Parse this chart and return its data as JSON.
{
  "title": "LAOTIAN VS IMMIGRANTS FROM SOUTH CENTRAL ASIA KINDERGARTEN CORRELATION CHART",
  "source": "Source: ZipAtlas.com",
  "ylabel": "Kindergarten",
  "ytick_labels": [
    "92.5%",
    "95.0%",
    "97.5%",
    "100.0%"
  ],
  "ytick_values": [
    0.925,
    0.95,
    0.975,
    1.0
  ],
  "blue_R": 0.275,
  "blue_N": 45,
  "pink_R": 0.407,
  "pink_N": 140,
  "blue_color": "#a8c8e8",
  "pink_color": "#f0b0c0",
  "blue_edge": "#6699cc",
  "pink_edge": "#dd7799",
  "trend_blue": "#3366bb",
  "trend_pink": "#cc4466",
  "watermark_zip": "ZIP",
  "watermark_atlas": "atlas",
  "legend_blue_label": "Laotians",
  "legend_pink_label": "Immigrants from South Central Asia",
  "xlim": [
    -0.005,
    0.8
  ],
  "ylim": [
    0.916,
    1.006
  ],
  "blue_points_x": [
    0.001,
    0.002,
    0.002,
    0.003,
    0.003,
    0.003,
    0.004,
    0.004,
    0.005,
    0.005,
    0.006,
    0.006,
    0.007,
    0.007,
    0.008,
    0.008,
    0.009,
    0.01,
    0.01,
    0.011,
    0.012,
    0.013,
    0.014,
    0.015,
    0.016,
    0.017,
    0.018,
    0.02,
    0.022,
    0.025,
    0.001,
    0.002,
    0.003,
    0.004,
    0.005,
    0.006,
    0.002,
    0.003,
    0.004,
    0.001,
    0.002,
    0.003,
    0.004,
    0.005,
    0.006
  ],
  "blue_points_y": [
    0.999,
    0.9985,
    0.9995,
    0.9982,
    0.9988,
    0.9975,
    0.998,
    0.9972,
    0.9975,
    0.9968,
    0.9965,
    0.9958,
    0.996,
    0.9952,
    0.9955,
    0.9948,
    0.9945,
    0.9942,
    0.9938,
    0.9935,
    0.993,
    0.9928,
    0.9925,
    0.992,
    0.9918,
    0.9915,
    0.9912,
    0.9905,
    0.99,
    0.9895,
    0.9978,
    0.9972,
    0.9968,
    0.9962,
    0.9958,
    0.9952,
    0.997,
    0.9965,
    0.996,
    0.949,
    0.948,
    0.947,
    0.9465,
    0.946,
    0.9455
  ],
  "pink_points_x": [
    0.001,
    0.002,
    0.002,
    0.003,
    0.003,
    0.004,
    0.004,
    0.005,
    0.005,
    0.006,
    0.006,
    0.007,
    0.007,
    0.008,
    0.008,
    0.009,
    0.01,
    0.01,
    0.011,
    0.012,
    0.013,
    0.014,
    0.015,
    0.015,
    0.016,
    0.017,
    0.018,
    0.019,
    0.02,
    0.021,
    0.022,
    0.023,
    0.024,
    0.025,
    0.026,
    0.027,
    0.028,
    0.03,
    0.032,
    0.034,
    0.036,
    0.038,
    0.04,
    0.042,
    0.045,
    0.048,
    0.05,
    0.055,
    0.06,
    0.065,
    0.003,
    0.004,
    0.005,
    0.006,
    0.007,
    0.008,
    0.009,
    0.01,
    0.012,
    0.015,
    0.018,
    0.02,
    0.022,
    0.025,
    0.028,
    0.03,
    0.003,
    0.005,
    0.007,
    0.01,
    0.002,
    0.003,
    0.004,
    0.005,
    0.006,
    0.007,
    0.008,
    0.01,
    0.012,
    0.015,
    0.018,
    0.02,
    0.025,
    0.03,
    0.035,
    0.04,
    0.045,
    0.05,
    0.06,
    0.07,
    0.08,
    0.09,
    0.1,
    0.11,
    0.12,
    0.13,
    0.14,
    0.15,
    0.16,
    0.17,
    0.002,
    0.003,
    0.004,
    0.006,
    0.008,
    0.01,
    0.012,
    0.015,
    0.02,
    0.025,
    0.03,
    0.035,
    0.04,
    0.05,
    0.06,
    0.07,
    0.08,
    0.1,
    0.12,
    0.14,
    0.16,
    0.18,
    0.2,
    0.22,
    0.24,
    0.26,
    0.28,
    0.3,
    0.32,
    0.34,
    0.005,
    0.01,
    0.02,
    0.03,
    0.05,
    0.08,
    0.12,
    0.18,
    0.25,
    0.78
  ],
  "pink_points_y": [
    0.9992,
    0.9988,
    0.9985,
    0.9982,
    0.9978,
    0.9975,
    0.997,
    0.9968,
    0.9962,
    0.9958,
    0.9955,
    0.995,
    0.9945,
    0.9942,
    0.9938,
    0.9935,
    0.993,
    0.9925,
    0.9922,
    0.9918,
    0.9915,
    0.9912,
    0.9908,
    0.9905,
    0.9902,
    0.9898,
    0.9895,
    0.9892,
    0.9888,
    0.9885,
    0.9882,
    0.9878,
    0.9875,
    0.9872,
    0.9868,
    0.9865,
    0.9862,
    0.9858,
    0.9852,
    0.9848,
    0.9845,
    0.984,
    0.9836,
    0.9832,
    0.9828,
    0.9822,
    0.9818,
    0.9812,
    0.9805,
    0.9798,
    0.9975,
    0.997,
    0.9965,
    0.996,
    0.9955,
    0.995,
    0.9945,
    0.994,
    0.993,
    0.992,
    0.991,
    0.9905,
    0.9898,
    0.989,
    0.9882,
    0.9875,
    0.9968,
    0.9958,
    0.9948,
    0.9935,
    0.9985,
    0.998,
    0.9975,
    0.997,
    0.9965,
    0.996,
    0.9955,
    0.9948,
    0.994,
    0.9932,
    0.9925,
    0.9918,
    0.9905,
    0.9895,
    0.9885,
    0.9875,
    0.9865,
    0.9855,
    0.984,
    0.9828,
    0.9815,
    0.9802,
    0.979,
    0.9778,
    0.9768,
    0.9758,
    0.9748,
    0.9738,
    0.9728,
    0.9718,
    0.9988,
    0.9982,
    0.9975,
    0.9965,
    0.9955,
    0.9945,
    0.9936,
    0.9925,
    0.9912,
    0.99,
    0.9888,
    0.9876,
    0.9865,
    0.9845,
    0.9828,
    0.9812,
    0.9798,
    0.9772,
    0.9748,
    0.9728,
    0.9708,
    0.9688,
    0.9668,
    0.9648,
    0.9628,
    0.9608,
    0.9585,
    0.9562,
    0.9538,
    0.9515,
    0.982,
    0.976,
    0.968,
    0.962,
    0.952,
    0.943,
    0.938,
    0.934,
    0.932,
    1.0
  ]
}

PROMPT:
Print every record above exactly as written.

ANSWER FOR THE TASK:
Parse this chart and return its data as JSON.
{
  "title": "LAOTIAN VS IMMIGRANTS FROM SOUTH CENTRAL ASIA KINDERGARTEN CORRELATION CHART",
  "source": "Source: ZipAtlas.com",
  "ylabel": "Kindergarten",
  "ytick_labels": [
    "92.5%",
    "95.0%",
    "97.5%",
    "100.0%"
  ],
  "ytick_values": [
    0.925,
    0.95,
    0.975,
    1.0
  ],
  "blue_R": 0.275,
  "blue_N": 45,
  "pink_R": 0.407,
  "pink_N": 140,
  "blue_color": "#a8c8e8",
  "pink_color": "#f0b0c0",
  "blue_edge": "#6699cc",
  "pink_edge": "#dd7799",
  "trend_blue": "#3366bb",
  "trend_pink": "#cc4466",
  "watermark_zip": "ZIP",
  "watermark_atlas": "atlas",
  "legend_blue_label": "Laotians",
  "legend_pink_label": "Immigrants from South Central Asia",
  "xlim": [
    -0.005,
    0.8
  ],
  "ylim": [
    0.916,
    1.006
  ],
  "blue_points_x": [
    0.001,
    0.002,
    0.002,
    0.003,
    0.003,
    0.003,
    0.004,
    0.004,
    0.005,
    0.005,
    0.006,
    0.006,
    0.007,
    0.007,
    0.008,
    0.008,
    0.009,
    0.01,
    0.01,
    0.011,
    0.012,
    0.013,
    0.014,
    0.015,
    0.016,
    0.017,
    0.018,
    0.02,
    0.022,
    0.025,
    0.001,
    0.002,
    0.003,
    0.004,
    0.005,
    0.006,
    0.002,
    0.003,
    0.004,
    0.001,
    0.002,
    0.003,
    0.004,
    0.005,
    0.006
  ],
  "blue_points_y": [
    0.999,
    0.9985,
    0.9995,
    0.9982,
    0.9988,
    0.9975,
    0.998,
    0.9972,
    0.9975,
    0.9968,
    0.9965,
    0.9958,
    0.996,
    0.9952,
    0.9955,
    0.9948,
    0.9945,
    0.9942,
    0.9938,
    0.9935,
    0.993,
    0.9928,
    0.9925,
    0.992,
    0.9918,
    0.9915,
    0.9912,
    0.9905,
    0.99,
    0.9895,
    0.9978,
    0.9972,
    0.9968,
    0.9962,
    0.9958,
    0.9952,
    0.997,
    0.9965,
    0.996,
    0.949,
    0.948,
    0.947,
    0.9465,
    0.946,
    0.9455
  ],
  "pink_points_x": [
    0.001,
    0.002,
    0.002,
    0.003,
    0.003,
    0.004,
    0.004,
    0.005,
    0.005,
    0.006,
    0.006,
    0.007,
    0.007,
    0.008,
    0.008,
    0.009,
    0.01,
    0.01,
    0.011,
    0.012,
    0.013,
    0.014,
    0.015,
    0.015,
    0.016,
    0.017,
    0.018,
    0.019,
    0.02,
    0.021,
    0.022,
    0.023,
    0.024,
    0.025,
    0.026,
    0.027,
    0.028,
    0.03,
    0.032,
    0.034,
    0.036,
    0.038,
    0.04,
    0.042,
    0.045,
    0.048,
    0.05,
    0.055,
    0.06,
    0.065,
    0.003,
    0.004,
    0.005,
    0.006,
    0.007,
    0.008,
    0.009,
    0.01,
    0.012,
    0.015,
    0.018,
    0.02,
    0.022,
    0.025,
    0.028,
    0.03,
    0.003,
    0.005,
    0.007,
    0.01,
    0.002,
    0.003,
    0.004,
    0.005,
    0.006,
    0.007,
    0.008,
    0.01,
    0.012,
    0.015,
    0.018,
    0.02,
    0.025,
    0.03,
    0.035,
    0.04,
    0.045,
    0.05,
    0.06,
    0.07,
    0.08,
    0.09,
    0.1,
    0.11,
    0.12,
    0.13,
    0.14,
    0.15,
    0.16,
    0.17,
    0.002,
    0.003,
    0.004,
    0.006,
    0.008,
    0.01,
    0.012,
    0.015,
    0.02,
    0.025,
    0.03,
    0.035,
    0.04,
    0.05,
    0.06,
    0.07,
    0.08,
    0.1,
    0.12,
    0.14,
    0.16,
    0.18,
    0.2,
    0.22,
    0.24,
    0.26,
    0.28,
    0.3,
    0.32,
    0.34,
    0.005,
    0.01,
    0.02,
    0.03,
    0.05,
    0.08,
    0.12,
    0.18,
    0.25,
    0.78
  ],
  "pink_points_y": [
    0.9992,
    0.9988,
    0.9985,
    0.9982,
    0.9978,
    0.9975,
    0.997,
    0.9968,
    0.9962,
    0.9958,
    0.9955,
    0.995,
    0.9945,
    0.9942,
    0.9938,
    0.9935,
    0.993,
    0.9925,
    0.9922,
    0.9918,
    0.9915,
    0.9912,
    0.9908,
    0.9905,
    0.9902,
    0.9898,
    0.9895,
    0.9892,
    0.9888,
    0.9885,
    0.9882,
    0.9878,
    0.9875,
    0.9872,
    0.9868,
    0.9865,
    0.9862,
    0.9858,
    0.9852,
    0.9848,
    0.9845,
    0.984,
    0.9836,
    0.9832,
    0.9828,
    0.9822,
    0.9818,
    0.9812,
    0.9805,
    0.9798,
    0.9975,
    0.997,
    0.9965,
    0.996,
    0.9955,
    0.995,
    0.9945,
    0.994,
    0.993,
    0.992,
    0.991,
    0.9905,
    0.9898,
    0.989,
    0.9882,
    0.9875,
    0.9968,
    0.9958,
    0.9948,
    0.9935,
    0.9985,
    0.998,
    0.9975,
    0.997,
    0.9965,
    0.996,
    0.9955,
    0.9948,
    0.994,
    0.9932,
    0.9925,
    0.9918,
    0.9905,
    0.9895,
    0.9885,
    0.9875,
    0.9865,
    0.9855,
    0.984,
    0.9828,
    0.9815,
    0.9802,
    0.979,
    0.9778,
    0.9768,
    0.9758,
    0.9748,
    0.9738,
    0.9728,
    0.9718,
    0.9988,
    0.9982,
    0.9975,
    0.9965,
    0.9955,
    0.9945,
    0.9936,
    0.9925,
    0.9912,
    0.99,
    0.9888,
    0.9876,
    0.9865,
    0.9845,
    0.9828,
    0.9812,
    0.9798,
    0.9772,
    0.9748,
    0.9728,
    0.9708,
    0.9688,
    0.9668,
    0.9648,
    0.9628,
    0.9608,
    0.9585,
    0.9562,
    0.9538,
    0.9515,
    0.982,
    0.976,
    0.968,
    0.962,
    0.952,
    0.943,
    0.938,
    0.934,
    0.932,
    1.0
  ]
}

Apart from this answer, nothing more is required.